#### [Stated exercise]
Show only lines that include "Settings".

#### [Data entries]
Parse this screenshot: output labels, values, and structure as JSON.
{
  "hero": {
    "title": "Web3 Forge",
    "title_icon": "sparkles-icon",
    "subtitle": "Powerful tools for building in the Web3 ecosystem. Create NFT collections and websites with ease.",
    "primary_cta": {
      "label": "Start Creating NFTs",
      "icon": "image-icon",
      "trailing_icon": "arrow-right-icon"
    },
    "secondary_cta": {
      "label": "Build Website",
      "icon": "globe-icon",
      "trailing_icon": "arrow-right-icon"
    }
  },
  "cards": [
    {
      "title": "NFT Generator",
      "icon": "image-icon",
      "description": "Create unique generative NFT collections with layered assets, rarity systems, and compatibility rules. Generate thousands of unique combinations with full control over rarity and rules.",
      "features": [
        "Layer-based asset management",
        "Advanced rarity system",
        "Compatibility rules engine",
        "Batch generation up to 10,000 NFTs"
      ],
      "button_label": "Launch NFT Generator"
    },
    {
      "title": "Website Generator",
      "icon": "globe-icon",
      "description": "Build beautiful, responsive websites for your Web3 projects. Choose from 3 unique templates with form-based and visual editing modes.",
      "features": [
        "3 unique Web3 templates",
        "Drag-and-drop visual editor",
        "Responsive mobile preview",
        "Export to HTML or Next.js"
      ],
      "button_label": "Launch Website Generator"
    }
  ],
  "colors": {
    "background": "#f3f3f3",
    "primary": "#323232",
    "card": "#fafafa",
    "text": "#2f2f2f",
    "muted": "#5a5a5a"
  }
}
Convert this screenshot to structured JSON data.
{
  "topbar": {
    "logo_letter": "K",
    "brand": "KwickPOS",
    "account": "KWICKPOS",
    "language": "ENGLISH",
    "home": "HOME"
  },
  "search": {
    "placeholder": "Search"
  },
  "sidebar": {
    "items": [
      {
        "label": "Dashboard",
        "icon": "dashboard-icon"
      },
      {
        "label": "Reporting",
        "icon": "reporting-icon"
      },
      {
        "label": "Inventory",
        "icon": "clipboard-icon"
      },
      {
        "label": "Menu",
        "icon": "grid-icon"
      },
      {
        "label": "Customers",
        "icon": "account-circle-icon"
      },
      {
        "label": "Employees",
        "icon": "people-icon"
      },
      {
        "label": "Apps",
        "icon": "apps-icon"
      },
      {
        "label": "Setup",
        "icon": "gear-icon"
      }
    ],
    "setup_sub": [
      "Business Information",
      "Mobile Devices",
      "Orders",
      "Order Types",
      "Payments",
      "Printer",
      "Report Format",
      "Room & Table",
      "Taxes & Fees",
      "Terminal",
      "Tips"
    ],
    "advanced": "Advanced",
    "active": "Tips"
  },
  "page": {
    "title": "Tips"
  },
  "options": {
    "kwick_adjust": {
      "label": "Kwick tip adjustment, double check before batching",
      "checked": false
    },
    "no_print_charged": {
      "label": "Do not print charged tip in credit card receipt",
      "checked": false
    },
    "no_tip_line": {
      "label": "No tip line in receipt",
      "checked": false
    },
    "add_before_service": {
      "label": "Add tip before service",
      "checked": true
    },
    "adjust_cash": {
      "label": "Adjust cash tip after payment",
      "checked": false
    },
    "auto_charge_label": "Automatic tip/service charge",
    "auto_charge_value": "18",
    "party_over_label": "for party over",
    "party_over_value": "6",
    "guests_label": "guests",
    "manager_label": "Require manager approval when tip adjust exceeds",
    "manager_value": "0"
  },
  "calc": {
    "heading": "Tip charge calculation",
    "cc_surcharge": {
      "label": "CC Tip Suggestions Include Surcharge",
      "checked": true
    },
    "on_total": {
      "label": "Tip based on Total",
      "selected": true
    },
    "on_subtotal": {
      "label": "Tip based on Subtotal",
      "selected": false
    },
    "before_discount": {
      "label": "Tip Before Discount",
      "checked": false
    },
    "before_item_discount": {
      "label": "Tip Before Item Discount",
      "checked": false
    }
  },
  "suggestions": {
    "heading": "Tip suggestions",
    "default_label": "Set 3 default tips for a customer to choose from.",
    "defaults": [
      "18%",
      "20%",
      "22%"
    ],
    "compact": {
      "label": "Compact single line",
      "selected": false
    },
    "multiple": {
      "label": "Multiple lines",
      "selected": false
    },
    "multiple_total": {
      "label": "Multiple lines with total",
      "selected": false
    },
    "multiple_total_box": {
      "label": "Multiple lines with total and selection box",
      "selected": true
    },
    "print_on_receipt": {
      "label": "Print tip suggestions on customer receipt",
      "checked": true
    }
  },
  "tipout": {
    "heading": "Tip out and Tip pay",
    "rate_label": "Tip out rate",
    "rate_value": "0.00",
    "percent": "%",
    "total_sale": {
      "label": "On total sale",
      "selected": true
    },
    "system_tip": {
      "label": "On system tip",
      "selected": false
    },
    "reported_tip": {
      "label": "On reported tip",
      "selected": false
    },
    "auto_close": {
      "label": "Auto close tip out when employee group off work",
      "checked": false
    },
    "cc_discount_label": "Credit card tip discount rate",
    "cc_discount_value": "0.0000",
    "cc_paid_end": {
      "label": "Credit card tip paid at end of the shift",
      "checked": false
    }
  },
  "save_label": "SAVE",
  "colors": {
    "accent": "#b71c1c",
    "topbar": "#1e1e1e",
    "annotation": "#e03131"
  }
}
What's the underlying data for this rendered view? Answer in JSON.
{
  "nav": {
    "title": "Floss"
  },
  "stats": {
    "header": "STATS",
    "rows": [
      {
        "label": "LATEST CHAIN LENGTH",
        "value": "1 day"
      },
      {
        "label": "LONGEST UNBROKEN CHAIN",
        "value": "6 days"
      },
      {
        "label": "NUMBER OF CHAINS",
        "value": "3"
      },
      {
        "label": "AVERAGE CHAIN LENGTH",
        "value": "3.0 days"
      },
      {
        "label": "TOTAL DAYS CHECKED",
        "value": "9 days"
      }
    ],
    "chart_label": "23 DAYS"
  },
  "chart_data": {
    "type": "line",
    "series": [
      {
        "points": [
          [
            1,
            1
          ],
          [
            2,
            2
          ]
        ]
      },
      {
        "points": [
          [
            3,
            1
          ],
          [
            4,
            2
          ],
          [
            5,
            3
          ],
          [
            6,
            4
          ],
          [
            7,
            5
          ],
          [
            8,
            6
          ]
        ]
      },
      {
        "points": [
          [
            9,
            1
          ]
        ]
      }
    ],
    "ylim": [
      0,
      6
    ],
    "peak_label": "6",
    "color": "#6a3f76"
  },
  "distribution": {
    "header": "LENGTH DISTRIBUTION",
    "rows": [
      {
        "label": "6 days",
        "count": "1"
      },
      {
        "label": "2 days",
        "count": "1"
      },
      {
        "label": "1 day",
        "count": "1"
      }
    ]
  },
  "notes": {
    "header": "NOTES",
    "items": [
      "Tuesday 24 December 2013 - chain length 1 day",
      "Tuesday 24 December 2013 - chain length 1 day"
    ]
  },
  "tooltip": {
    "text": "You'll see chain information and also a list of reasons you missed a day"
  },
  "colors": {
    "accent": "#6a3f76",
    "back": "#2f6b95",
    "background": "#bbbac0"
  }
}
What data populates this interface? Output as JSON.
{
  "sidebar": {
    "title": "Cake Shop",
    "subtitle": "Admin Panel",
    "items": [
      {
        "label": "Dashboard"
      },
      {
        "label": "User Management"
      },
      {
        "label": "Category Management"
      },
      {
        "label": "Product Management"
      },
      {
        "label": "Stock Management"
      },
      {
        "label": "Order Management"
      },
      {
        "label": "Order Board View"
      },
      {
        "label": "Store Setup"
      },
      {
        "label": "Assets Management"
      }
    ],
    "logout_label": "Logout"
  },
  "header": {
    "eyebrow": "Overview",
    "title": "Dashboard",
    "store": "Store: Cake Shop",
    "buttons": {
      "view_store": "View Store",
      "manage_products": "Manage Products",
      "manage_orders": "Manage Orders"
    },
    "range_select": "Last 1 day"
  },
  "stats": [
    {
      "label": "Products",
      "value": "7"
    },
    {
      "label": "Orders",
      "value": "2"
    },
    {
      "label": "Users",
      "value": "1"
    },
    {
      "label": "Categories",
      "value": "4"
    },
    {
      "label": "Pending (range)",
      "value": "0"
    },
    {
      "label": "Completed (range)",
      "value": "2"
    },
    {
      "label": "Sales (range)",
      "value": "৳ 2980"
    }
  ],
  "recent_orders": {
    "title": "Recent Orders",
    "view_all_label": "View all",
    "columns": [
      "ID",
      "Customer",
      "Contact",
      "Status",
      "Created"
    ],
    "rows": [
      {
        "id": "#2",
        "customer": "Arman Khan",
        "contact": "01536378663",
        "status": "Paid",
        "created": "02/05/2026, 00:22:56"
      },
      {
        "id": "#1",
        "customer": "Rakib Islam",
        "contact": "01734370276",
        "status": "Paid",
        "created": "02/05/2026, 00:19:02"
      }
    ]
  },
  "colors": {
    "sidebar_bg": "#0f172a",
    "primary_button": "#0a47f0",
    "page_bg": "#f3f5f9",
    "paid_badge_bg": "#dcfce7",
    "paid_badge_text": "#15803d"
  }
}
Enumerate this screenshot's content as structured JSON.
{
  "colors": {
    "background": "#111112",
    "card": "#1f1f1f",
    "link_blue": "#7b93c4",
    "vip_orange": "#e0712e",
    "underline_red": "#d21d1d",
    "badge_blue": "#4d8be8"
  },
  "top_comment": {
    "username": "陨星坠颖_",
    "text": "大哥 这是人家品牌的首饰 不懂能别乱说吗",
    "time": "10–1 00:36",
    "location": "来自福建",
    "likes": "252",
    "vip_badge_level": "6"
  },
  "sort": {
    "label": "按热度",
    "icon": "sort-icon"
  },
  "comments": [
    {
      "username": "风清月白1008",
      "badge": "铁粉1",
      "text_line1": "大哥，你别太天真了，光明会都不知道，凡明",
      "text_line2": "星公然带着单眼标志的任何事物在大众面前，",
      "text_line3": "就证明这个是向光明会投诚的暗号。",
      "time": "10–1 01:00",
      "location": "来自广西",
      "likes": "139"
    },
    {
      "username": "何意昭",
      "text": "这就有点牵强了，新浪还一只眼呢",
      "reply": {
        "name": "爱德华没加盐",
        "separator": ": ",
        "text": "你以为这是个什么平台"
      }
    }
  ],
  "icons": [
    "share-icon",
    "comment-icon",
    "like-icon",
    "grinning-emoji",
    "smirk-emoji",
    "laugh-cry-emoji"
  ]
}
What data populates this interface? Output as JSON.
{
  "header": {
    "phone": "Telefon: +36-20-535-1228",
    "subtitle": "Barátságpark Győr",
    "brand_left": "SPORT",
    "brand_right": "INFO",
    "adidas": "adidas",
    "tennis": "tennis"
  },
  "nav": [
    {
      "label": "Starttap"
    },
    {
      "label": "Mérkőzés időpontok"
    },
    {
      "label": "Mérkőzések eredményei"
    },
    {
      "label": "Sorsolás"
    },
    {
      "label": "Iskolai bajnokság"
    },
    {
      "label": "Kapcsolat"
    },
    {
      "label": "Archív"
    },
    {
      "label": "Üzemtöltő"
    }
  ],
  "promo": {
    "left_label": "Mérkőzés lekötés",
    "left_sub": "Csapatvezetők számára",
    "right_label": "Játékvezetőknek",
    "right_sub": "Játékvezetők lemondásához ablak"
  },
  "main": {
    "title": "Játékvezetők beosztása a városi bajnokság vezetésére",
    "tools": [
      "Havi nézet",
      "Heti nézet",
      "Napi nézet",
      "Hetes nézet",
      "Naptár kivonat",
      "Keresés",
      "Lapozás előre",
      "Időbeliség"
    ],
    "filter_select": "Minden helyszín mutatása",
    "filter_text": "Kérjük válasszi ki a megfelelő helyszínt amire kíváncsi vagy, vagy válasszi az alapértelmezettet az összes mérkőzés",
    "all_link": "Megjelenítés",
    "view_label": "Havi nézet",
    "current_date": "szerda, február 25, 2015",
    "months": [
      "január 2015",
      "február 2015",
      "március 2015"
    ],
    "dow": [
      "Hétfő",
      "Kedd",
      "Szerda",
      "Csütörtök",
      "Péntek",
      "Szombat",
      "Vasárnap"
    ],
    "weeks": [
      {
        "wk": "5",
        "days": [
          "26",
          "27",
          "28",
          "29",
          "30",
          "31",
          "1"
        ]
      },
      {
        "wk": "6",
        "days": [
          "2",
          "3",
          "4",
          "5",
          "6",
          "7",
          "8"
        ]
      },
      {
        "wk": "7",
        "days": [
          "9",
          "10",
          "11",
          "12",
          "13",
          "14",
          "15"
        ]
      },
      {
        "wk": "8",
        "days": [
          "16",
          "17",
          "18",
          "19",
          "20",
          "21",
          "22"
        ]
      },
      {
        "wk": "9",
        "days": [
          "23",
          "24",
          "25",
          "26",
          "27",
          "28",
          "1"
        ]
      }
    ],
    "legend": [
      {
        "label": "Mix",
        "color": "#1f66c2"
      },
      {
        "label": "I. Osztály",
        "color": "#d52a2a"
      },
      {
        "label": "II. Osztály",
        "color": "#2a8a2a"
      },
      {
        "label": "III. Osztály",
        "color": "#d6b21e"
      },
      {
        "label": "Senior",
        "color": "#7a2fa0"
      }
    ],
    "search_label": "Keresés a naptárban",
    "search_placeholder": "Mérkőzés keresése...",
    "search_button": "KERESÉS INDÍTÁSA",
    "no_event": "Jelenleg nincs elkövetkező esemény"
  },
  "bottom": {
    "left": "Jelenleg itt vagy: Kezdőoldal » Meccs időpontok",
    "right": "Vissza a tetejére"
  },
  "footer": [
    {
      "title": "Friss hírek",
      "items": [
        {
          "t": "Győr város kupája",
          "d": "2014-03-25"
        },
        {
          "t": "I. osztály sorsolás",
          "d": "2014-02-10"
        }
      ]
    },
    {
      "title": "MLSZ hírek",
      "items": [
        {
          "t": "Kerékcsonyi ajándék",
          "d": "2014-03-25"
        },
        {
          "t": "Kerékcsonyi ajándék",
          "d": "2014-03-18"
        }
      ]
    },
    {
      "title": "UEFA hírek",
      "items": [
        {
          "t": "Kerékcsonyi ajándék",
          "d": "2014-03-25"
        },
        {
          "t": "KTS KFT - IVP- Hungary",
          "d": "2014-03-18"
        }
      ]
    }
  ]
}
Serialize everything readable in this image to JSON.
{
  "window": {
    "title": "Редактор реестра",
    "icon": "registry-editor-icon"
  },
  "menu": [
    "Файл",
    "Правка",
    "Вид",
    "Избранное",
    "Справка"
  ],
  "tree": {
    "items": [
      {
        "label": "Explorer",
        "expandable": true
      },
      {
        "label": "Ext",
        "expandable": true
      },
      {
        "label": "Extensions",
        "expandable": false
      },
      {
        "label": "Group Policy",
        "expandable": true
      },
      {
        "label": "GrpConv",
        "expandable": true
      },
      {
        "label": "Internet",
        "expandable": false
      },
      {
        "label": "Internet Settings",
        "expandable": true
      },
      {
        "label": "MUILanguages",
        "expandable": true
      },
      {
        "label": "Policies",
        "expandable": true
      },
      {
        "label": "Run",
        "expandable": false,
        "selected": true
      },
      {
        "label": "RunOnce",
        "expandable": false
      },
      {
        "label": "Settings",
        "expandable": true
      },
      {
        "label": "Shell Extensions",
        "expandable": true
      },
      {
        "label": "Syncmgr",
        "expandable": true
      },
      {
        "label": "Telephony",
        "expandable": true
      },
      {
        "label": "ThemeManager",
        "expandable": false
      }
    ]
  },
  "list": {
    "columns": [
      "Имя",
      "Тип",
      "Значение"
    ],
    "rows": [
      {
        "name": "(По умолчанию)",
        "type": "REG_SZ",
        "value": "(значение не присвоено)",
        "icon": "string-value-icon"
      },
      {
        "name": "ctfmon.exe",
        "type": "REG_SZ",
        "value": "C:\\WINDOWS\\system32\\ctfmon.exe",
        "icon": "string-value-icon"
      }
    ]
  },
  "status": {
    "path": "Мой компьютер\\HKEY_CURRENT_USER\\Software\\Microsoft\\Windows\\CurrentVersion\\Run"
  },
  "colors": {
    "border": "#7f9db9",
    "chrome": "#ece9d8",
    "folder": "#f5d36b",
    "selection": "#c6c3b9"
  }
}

#### [Complete answer]
        "label": "Internet Settings",
        "label": "Settings",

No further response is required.